● **Work required**:
Identify every line in the records below that contains the word "among", and copy each of those lines.

● **Material for this task**:
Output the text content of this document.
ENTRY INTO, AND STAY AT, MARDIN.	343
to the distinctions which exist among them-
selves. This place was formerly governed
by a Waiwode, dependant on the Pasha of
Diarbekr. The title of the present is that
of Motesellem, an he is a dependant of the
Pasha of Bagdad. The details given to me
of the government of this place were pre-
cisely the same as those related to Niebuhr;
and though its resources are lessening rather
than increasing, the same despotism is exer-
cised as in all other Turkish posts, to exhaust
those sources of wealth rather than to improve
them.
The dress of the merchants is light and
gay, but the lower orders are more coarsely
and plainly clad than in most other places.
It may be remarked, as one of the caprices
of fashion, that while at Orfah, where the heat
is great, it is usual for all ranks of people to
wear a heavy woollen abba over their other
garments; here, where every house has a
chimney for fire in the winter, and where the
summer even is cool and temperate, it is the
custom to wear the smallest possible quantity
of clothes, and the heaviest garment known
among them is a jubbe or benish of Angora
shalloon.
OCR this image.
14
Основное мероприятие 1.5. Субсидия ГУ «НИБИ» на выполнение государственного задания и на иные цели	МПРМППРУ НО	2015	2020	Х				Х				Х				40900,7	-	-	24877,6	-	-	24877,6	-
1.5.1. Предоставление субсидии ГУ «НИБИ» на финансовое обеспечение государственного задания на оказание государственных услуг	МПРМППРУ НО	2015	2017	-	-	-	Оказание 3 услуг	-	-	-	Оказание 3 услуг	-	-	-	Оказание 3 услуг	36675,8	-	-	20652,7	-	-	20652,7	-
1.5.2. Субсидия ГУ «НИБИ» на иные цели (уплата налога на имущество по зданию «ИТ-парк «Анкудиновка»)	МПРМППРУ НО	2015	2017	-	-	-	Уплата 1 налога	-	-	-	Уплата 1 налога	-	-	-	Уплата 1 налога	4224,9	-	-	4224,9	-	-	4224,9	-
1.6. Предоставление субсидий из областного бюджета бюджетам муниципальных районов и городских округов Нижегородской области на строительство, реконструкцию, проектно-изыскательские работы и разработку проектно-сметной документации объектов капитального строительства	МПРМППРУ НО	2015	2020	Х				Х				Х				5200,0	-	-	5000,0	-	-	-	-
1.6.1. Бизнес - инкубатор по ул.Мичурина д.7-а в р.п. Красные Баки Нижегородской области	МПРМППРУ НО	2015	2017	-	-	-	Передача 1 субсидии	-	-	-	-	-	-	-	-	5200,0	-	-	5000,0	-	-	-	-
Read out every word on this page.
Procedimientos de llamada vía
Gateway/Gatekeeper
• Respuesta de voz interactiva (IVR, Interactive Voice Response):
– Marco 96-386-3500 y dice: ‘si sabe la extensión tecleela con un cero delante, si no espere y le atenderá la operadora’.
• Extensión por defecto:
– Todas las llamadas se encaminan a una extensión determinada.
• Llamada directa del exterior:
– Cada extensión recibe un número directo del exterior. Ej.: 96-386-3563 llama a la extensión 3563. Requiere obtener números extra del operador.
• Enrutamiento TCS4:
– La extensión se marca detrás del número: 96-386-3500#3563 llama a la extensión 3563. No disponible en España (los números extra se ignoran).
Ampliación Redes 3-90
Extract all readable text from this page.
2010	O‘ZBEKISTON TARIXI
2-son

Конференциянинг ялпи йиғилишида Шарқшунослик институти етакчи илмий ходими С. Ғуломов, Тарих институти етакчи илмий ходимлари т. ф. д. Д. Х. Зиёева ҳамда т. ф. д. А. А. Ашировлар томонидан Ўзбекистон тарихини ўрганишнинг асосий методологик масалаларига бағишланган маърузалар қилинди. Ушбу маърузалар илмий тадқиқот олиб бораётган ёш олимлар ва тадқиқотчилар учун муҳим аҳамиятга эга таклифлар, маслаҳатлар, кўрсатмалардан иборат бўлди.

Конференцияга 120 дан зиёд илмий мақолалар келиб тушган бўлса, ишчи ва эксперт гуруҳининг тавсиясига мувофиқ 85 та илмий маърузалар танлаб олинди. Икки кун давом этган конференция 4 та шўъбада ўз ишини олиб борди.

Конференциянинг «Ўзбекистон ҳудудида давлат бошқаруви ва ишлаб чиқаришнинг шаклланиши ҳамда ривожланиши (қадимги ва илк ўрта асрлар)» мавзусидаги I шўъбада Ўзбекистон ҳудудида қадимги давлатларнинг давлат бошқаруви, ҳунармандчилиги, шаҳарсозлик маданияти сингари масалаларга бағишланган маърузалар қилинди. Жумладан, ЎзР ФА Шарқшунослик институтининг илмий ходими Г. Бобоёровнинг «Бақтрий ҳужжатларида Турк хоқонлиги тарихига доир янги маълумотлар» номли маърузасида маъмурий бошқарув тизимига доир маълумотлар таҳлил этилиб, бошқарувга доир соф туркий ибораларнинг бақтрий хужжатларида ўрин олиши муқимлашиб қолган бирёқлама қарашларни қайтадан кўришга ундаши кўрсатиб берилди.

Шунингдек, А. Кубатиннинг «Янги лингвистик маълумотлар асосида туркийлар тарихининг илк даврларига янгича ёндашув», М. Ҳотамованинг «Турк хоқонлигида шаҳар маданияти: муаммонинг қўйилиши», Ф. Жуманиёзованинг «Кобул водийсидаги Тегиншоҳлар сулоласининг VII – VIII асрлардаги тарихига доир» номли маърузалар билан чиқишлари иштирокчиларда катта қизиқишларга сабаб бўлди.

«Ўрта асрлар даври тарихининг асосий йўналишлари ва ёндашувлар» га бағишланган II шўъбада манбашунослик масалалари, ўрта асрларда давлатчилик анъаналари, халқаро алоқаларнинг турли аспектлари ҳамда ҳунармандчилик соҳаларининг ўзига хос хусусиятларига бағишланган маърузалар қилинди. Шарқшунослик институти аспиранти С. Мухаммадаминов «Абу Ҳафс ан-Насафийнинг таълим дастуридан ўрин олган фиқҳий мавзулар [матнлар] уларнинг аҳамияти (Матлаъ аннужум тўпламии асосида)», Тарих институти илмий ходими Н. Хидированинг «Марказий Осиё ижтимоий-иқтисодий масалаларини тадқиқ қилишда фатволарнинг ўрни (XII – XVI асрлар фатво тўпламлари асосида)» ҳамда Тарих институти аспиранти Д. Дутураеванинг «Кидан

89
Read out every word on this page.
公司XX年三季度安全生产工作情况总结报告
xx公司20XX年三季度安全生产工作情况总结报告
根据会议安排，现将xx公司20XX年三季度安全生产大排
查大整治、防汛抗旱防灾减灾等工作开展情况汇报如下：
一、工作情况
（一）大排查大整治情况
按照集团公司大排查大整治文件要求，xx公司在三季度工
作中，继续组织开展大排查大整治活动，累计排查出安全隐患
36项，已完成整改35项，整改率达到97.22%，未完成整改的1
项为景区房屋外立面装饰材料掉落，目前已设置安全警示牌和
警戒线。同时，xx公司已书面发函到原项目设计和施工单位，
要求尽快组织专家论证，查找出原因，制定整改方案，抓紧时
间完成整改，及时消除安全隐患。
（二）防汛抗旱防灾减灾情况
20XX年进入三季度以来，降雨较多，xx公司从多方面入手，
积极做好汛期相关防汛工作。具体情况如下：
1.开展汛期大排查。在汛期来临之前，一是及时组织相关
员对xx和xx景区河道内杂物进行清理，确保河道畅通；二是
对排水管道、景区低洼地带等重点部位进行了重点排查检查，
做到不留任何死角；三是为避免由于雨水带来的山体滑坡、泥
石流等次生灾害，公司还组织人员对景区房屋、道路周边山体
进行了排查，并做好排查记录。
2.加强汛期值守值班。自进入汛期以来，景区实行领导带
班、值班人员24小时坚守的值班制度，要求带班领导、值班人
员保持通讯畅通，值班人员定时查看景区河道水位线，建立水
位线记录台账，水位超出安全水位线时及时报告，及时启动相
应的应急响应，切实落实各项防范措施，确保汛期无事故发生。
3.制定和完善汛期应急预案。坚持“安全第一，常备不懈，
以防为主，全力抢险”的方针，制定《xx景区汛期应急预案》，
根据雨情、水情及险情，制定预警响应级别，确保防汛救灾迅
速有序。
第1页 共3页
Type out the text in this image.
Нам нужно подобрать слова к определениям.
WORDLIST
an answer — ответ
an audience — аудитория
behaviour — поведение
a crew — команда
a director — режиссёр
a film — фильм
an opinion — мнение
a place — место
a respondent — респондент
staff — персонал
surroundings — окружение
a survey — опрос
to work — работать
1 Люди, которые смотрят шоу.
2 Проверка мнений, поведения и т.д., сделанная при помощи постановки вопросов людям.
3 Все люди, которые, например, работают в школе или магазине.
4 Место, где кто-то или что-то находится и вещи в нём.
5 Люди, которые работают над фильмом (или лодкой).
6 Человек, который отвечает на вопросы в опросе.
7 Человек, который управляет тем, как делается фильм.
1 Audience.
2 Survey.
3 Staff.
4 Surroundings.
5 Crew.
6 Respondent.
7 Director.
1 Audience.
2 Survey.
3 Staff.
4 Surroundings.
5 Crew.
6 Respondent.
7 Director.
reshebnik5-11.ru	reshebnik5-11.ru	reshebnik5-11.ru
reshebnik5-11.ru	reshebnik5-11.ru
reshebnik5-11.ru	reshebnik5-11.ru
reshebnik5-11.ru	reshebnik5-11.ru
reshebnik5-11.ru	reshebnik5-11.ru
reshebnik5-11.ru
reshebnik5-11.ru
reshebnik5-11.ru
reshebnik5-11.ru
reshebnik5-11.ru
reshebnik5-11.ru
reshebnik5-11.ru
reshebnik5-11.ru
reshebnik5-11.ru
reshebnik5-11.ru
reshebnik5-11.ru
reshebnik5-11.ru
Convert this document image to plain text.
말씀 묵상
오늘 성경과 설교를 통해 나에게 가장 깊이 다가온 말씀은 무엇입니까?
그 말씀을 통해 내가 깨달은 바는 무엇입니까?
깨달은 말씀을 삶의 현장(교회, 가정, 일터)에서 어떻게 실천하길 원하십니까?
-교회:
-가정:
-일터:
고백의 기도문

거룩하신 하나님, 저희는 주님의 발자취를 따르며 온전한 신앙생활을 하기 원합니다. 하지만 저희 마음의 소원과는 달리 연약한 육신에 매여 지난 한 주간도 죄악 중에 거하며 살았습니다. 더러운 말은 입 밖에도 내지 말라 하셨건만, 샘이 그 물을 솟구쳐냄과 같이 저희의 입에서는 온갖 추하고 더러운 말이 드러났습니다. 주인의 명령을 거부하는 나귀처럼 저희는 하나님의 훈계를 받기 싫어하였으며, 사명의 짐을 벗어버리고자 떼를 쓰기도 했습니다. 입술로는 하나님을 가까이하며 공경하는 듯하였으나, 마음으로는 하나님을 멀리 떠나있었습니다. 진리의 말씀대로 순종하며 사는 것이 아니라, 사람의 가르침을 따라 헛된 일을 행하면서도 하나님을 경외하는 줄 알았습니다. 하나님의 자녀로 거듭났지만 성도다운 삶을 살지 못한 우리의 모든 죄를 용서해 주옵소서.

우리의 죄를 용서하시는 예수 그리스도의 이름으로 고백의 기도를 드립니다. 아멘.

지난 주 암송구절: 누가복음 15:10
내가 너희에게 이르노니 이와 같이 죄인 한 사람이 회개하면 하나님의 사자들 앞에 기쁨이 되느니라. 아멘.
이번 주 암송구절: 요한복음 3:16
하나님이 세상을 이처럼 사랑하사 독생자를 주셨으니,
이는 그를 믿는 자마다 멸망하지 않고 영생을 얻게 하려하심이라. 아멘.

● **Correct result**:
to the distinctions which exist among them-
among them is a jubbe or benish of Angora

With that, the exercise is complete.